Stated goal:
Track down every line below that holds "icon" and copy it.
** START Rows **
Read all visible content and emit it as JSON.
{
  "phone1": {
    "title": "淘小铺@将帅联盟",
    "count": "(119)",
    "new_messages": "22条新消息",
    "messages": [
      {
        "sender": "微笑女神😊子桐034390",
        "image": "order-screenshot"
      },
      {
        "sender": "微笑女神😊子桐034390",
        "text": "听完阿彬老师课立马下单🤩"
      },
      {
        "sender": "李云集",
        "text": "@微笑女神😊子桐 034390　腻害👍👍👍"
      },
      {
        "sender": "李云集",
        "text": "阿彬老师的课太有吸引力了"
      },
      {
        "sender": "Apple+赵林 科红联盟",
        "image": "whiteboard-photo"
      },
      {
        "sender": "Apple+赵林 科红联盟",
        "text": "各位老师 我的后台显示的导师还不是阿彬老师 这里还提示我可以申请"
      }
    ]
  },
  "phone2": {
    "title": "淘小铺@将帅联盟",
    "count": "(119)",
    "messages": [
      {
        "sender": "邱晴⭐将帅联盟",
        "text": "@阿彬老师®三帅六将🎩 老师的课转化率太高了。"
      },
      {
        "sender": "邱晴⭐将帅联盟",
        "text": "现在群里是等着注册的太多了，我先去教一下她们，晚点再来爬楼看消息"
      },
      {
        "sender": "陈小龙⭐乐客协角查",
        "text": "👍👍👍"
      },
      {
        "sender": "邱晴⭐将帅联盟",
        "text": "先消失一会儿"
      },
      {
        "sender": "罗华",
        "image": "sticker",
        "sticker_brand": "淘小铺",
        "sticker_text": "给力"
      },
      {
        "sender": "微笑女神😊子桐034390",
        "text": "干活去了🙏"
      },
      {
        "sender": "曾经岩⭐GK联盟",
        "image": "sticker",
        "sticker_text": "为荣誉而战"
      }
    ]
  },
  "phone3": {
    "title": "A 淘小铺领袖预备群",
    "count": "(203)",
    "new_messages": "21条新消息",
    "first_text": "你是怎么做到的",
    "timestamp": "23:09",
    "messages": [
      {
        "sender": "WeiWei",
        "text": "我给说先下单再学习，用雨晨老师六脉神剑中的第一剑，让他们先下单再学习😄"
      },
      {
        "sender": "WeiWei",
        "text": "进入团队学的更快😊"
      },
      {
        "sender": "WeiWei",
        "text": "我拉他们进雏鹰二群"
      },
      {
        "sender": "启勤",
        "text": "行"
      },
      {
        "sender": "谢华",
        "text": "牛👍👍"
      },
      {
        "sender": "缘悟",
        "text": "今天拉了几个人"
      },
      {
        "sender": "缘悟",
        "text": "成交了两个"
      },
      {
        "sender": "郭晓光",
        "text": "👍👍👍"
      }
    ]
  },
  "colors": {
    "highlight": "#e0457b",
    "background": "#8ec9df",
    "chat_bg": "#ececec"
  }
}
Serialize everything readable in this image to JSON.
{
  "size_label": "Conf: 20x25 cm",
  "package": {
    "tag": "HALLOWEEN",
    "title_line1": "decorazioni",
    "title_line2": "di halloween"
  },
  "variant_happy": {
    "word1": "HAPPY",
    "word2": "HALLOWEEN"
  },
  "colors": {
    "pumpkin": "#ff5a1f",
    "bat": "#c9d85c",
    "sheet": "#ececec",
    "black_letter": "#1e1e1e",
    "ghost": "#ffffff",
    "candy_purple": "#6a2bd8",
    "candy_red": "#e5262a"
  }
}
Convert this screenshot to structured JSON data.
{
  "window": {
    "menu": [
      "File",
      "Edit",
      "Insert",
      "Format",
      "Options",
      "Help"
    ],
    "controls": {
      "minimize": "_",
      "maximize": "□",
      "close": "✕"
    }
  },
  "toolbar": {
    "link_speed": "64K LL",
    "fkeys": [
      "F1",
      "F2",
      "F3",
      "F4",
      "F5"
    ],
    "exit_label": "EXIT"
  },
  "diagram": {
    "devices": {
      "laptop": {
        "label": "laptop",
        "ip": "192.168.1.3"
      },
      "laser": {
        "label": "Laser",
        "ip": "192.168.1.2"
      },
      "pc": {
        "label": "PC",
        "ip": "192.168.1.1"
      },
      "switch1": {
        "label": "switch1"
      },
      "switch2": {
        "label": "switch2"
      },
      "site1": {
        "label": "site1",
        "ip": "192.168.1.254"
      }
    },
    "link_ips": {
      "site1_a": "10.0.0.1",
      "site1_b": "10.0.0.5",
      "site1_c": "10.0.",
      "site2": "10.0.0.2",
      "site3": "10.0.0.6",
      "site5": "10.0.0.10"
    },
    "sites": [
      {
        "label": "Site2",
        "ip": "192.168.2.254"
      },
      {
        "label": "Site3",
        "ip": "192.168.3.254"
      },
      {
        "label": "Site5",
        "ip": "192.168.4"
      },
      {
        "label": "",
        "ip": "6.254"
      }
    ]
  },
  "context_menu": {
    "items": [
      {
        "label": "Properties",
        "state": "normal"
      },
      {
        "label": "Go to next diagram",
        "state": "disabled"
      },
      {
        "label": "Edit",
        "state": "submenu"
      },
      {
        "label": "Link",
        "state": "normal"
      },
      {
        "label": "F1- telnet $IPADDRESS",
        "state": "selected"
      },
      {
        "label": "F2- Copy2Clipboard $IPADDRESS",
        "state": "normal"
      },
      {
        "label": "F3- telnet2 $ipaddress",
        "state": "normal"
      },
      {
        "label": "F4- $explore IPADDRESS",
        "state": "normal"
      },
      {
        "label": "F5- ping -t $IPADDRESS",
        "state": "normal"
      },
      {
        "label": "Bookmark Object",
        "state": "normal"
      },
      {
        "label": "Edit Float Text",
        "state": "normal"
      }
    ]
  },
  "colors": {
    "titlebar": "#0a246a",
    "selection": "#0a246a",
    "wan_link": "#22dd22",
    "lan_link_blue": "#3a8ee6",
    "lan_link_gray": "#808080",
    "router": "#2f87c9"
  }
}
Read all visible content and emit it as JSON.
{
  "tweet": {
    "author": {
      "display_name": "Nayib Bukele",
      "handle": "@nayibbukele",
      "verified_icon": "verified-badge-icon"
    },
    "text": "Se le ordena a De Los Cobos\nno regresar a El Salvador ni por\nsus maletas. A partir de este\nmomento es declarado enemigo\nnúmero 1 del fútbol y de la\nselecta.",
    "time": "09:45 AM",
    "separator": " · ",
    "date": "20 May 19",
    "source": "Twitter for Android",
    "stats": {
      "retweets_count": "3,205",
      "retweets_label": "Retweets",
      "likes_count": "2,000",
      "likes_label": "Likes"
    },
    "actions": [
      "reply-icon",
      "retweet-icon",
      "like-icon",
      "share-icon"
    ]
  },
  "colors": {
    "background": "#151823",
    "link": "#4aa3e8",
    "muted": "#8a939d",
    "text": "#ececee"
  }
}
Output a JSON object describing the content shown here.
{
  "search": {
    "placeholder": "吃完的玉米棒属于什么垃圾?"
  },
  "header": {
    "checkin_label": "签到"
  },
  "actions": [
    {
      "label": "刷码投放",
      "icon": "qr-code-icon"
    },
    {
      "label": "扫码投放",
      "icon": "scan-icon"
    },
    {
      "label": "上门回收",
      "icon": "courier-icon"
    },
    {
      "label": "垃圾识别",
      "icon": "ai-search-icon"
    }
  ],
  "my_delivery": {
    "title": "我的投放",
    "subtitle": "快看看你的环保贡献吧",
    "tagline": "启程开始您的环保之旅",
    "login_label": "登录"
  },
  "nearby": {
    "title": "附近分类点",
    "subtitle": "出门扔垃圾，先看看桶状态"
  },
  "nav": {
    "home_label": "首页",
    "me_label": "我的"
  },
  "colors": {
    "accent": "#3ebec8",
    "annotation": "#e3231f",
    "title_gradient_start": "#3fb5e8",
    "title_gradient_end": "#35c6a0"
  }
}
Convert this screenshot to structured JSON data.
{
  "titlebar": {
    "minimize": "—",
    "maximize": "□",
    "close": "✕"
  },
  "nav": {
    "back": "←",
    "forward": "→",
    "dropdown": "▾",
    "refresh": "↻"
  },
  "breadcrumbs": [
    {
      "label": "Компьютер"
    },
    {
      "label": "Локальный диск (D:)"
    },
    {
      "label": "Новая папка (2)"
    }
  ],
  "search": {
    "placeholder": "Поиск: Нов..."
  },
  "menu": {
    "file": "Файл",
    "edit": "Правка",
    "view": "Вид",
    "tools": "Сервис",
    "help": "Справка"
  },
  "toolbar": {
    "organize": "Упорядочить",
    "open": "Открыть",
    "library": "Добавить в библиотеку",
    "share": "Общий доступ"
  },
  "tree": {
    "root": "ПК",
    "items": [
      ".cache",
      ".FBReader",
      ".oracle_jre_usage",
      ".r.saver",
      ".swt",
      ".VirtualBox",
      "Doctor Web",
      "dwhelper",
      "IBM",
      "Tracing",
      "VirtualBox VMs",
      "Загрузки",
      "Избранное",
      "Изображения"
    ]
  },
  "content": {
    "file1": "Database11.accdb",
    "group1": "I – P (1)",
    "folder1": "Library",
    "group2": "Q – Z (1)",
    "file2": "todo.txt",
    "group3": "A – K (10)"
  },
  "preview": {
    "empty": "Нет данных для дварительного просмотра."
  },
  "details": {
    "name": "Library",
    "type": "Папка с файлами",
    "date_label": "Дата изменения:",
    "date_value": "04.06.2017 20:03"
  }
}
** END Rows **
Final answer:
      "verified_icon": "verified-badge-icon"
      "reply-icon",
      "retweet-icon",
      "like-icon",
      "share-icon"
      "icon": "qr-code-icon"
      "icon": "scan-icon"
      "icon": "courier-icon"
      "icon": "ai-search-icon"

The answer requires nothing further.